++++ SUPPLIED RECORDS ++++

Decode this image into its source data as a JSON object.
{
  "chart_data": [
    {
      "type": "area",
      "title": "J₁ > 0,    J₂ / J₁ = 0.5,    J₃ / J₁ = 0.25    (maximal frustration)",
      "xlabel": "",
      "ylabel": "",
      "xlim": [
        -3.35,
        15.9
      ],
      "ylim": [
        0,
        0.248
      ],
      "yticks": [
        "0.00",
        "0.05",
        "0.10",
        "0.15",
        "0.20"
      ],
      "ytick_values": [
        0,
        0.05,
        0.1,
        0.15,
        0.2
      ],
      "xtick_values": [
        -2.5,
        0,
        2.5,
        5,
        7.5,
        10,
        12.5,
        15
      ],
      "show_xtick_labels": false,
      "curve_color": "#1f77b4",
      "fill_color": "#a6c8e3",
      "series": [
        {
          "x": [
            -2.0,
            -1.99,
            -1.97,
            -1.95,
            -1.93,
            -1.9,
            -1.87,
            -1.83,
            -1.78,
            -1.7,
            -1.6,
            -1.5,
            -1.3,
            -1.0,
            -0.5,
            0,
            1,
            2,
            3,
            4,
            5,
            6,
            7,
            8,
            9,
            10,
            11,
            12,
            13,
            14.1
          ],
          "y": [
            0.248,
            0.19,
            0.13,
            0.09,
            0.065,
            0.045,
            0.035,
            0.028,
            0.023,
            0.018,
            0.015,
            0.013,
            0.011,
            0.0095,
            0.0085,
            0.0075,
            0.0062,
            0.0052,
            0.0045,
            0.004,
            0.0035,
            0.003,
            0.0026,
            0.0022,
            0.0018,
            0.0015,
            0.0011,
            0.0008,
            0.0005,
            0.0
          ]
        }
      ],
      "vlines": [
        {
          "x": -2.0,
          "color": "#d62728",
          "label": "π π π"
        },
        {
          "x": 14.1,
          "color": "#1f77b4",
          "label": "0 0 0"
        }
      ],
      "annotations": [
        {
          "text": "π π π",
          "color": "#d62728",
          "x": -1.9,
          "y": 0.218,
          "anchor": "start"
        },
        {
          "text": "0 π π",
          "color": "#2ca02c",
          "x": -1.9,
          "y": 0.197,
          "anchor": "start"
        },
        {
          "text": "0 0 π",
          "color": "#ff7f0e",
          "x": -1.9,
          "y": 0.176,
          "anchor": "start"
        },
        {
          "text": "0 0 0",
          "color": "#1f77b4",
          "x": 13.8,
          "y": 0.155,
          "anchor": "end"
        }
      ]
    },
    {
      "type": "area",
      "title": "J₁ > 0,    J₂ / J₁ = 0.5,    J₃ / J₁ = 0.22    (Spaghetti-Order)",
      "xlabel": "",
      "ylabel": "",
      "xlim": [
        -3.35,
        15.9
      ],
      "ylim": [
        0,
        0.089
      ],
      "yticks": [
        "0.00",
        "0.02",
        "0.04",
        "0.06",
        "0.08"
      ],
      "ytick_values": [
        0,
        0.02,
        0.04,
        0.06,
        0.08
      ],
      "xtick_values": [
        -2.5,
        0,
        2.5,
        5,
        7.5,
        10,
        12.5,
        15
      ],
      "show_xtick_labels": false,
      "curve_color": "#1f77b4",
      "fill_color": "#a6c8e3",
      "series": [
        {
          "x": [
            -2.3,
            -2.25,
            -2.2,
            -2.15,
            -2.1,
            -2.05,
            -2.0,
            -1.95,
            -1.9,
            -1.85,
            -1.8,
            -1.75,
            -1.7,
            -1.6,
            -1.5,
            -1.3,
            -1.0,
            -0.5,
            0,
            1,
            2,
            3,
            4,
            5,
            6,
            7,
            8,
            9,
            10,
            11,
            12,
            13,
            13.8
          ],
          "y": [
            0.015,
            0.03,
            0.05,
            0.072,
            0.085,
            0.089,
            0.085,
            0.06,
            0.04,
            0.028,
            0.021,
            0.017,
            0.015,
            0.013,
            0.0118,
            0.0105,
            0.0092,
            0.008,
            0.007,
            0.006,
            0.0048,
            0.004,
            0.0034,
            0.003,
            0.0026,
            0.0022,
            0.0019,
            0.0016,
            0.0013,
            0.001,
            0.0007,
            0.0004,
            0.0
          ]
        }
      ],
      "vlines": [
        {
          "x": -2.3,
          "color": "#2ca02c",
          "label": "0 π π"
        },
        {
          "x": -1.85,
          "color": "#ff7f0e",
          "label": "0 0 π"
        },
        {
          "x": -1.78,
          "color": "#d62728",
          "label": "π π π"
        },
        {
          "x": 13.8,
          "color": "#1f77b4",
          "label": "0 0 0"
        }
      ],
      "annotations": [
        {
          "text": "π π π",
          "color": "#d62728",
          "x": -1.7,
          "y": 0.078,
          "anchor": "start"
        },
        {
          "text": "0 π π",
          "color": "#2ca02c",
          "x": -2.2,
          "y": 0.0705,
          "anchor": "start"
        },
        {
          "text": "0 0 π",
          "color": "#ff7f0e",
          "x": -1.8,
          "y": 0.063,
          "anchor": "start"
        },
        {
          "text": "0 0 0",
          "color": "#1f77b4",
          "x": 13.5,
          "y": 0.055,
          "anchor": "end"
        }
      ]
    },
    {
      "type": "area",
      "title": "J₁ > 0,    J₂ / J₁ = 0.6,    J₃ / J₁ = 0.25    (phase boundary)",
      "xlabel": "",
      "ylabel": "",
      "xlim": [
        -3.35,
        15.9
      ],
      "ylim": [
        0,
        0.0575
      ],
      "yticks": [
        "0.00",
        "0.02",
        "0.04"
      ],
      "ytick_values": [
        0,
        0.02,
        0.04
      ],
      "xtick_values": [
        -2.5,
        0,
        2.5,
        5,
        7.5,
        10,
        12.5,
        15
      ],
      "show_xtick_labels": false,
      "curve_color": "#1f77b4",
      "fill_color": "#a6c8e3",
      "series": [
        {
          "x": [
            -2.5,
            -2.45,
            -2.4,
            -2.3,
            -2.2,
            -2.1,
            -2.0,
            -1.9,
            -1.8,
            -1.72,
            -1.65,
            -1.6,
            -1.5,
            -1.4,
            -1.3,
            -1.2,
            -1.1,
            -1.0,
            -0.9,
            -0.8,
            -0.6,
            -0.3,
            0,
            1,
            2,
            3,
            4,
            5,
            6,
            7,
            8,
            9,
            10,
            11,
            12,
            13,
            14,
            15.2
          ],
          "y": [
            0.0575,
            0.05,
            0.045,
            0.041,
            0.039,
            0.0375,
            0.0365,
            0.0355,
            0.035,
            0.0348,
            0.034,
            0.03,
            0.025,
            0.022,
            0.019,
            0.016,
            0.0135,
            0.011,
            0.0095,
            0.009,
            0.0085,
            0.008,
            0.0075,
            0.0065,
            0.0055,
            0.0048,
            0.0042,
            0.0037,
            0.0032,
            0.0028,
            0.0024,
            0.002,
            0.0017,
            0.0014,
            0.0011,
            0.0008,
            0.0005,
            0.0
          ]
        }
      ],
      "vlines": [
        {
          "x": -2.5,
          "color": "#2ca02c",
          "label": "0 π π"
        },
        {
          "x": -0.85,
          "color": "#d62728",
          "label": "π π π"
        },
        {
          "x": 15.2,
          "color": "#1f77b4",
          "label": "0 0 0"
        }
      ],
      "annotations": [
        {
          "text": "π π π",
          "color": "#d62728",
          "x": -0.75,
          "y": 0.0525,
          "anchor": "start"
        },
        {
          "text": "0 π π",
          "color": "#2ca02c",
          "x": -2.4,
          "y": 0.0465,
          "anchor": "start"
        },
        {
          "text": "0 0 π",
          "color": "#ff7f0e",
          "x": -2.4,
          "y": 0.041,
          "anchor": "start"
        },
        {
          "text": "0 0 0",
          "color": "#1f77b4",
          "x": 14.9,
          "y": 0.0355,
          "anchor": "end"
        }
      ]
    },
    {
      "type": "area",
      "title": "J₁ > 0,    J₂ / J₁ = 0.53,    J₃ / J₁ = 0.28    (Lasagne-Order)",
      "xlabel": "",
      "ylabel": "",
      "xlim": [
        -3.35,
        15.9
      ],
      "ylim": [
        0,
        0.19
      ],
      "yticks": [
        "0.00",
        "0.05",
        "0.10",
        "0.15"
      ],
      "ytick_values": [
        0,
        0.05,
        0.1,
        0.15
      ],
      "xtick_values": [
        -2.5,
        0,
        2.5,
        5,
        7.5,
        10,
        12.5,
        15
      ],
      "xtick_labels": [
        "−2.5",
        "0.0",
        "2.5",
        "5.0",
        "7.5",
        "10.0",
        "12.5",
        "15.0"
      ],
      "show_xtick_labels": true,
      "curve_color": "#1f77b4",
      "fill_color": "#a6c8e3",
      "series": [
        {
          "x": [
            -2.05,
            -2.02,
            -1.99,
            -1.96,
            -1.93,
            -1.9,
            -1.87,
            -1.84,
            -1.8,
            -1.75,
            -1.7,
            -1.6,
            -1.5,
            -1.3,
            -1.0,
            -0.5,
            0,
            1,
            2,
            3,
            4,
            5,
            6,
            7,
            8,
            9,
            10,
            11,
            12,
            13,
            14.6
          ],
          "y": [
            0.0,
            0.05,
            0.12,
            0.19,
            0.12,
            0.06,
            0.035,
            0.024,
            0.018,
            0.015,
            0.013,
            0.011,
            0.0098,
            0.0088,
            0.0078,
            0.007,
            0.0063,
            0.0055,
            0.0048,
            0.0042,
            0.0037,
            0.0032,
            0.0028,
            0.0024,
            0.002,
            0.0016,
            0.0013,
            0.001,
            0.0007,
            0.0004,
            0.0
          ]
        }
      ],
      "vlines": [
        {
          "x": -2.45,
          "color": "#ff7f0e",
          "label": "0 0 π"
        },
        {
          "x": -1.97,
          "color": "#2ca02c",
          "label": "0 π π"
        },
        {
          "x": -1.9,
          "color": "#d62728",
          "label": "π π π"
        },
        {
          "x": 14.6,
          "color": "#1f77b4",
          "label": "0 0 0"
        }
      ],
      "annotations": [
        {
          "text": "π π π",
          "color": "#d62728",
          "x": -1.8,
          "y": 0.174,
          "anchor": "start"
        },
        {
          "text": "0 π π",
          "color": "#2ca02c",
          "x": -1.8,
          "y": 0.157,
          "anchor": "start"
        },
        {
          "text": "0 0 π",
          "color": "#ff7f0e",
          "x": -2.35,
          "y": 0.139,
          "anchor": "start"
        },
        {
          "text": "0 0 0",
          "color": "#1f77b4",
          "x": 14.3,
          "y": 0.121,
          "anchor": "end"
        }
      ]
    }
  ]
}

++++

Find every line that has "Order" in it, then return those lines.

      "title": "J₁ > 0,    J₂ / J₁ = 0.5,    J₃ / J₁ = 0.22    (Spaghetti-Order)",
      "title": "J₁ > 0,    J₂ / J₁ = 0.53,    J₃ / J₁ = 0.28    (Lasagne-Order)",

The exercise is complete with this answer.